> _Exercise requirements_: Sort through the data and copy the lines holding the word "When".

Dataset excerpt
══════════════════════════════

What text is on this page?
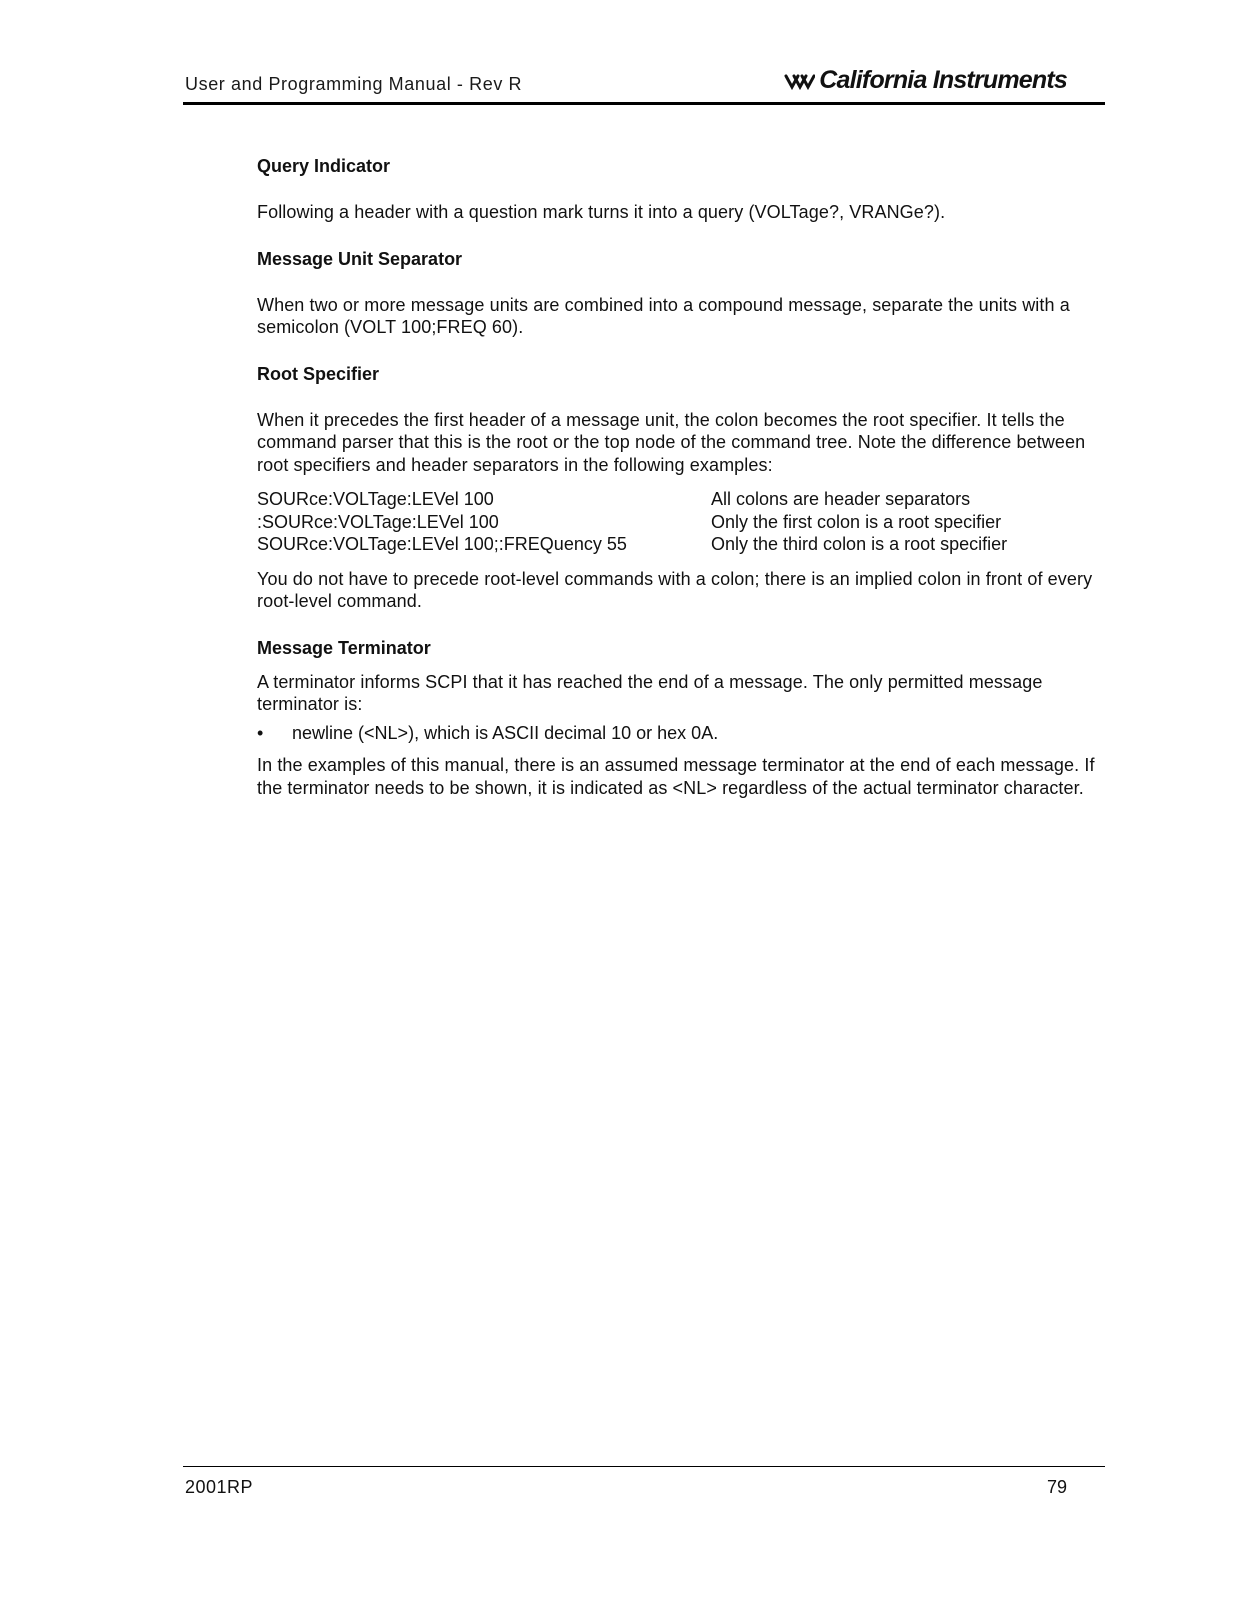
User and Programming Manual - Rev R	California Instruments

Query Indicator

Following a header with a question mark turns it into a query (VOLTage?, VRANGe?).

Message Unit Separator

When two or more message units are combined into a compound message, separate the units with a semicolon (VOLT 100;FREQ 60).

Root Specifier

When it precedes the first header of a message unit, the colon becomes the root specifier. It tells the command parser that this is the root or the top node of the command tree. Note the difference between root specifiers and header separators in the following examples:

SOURce:VOLTage:LEVel 100	All colons are header separators
:SOURce:VOLTage:LEVel 100	Only the first colon is a root specifier
SOURce:VOLTage:LEVel 100;:FREQuency 55	Only the third colon is a root specifier

You do not have to precede root-level commands with a colon; there is an implied colon in front of every root-level command.

Message Terminator

A terminator informs SCPI that it has reached the end of a message. The only permitted message terminator is:

•	newline (<NL>), which is ASCII decimal 10 or hex 0A.

In the examples of this manual, there is an assumed message terminator at the end of each message. If the terminator needs to be shown, it is indicated as <NL> regardless of the actual terminator character.

2001RP	79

══════════════════════════════

> _Written solution_:
When two or more message units are combined into a compound message, separate the units with a semicolon (VOLT 100;FREQ 60).
When it precedes the first header of a message unit, the colon becomes the root specifier. It tells the command parser that this is the root or the top node of the command tree. Note the difference between root specifiers and header separators in the following examples:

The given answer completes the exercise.